### Yapılacak İş:
Vâcib ve mümkin kavramlarını ele alan metinde "Mümkin Vâcib ve" ifadesinden başlayıp "almamız gerektiği kanaatindeyim." ifadesine kadar (bu ifade de dahil) olan kısmı, "farklı bağlamlarda" yerine "değişik bağlamlarda" koyarak yeniden yazın.

### Okuma Parçası:
◇ ◇ ◇ ◇ ◇

Mümkin Vâcib ve Mümkin Mümkün
Biz varlığı mümkin, ona varlık vereni de Vâcib-ul Vücud diye biliyoruz, ki bu da varlığı O’nun zati vücudu ve mümkinata varlık vermesi olmadan açıklayamıyoruz demek. Vâcib sıfatını hiçbir zaman varlığın kendisi için kullanmıyoruz. Bununla beraber, vâcib kavramının farklı bağlamlarda farklı anlamlar taşıyabildiğini de dikkate almamız gerektiği kanaatindeyim.

◇ ◇ ◇ ◇ ◇

### Verilen Bilgiler:

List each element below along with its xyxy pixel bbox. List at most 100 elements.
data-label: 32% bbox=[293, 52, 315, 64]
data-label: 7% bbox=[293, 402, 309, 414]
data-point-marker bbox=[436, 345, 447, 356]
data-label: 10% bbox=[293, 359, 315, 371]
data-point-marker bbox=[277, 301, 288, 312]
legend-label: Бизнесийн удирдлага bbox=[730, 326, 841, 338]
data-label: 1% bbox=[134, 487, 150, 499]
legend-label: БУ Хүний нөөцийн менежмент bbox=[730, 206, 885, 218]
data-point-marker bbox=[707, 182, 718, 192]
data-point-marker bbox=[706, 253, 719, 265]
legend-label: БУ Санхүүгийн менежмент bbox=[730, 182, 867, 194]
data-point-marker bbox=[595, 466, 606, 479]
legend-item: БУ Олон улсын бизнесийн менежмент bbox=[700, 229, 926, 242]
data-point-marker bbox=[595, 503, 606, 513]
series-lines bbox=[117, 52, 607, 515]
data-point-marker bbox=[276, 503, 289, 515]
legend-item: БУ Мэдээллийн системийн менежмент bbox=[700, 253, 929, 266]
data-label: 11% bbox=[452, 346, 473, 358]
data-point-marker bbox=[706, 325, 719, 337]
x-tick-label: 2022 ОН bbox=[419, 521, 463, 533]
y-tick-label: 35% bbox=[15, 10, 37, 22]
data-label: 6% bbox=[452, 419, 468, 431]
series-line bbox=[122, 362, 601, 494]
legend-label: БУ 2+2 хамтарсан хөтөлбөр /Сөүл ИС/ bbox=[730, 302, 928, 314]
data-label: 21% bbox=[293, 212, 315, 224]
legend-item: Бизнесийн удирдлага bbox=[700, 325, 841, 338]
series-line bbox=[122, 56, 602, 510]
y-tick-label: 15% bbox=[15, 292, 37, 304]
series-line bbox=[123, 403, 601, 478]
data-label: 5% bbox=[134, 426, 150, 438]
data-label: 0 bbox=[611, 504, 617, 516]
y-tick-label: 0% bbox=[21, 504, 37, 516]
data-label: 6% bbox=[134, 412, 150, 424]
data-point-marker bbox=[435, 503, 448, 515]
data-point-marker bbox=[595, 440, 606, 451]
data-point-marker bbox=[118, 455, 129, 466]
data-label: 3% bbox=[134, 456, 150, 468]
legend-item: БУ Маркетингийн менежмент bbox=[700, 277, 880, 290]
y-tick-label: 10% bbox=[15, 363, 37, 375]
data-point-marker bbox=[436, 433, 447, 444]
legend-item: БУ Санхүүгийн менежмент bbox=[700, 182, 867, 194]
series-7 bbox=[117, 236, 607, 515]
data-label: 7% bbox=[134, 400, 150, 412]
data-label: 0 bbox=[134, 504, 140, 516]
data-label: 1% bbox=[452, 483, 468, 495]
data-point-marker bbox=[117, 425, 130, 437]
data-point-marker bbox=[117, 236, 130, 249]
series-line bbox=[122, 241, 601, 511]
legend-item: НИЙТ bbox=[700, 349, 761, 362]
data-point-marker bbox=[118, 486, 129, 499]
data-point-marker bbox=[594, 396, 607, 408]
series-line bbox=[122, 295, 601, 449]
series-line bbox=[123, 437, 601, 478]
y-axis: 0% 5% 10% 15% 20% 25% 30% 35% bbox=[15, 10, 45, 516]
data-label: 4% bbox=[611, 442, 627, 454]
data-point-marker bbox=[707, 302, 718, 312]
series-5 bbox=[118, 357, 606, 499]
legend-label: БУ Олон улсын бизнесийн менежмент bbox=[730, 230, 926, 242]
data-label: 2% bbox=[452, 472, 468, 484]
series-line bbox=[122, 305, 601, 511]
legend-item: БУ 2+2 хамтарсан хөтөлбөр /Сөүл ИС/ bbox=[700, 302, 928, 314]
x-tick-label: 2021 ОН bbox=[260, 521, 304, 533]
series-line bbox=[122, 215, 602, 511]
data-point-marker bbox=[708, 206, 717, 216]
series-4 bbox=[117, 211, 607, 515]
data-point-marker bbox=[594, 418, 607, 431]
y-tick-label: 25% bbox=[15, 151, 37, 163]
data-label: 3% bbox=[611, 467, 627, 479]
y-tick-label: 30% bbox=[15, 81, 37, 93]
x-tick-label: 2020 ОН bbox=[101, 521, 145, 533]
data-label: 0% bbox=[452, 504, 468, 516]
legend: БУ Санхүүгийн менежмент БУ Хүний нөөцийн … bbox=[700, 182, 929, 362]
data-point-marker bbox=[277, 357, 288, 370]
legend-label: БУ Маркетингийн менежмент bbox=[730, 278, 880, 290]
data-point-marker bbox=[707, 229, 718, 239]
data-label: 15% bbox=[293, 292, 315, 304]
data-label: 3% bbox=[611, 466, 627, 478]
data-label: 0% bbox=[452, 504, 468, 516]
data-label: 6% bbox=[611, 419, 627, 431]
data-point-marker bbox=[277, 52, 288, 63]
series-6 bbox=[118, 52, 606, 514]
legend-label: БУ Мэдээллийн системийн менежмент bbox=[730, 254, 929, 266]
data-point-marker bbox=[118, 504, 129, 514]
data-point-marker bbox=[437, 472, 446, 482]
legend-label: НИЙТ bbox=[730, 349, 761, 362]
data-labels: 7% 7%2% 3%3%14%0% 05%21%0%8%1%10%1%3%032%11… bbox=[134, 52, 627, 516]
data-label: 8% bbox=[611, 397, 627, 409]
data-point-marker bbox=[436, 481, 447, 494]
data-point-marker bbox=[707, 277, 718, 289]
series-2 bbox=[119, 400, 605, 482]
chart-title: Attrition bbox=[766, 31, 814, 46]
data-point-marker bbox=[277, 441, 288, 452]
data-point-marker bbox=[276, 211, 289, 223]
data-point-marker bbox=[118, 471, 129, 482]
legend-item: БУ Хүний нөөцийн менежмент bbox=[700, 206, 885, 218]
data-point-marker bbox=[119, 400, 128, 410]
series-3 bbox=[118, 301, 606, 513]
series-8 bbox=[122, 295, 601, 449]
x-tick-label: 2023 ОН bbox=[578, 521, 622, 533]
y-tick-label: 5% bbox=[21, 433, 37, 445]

◇ ◇ ◇ ◇ ◇

### Alıştırma Sonucu:
Mümkin Vâcib ve Mümkin Mümkün
Biz varlığı mümkin, ona varlık vereni de Vâcib-ul Vücud diye biliyoruz, ki bu da varlığı O’nun zati vücudu ve mümkinata varlık vermesi olmadan açıklayamıyoruz demek. Vâcib sıfatını hiçbir zaman varlığın kendisi için kullanmıyoruz. Bununla beraber, vâcib kavramının değişik bağlamlarda farklı anlamlar taşıyabildiğini de dikkate almamız gerektiği kanaatindeyim.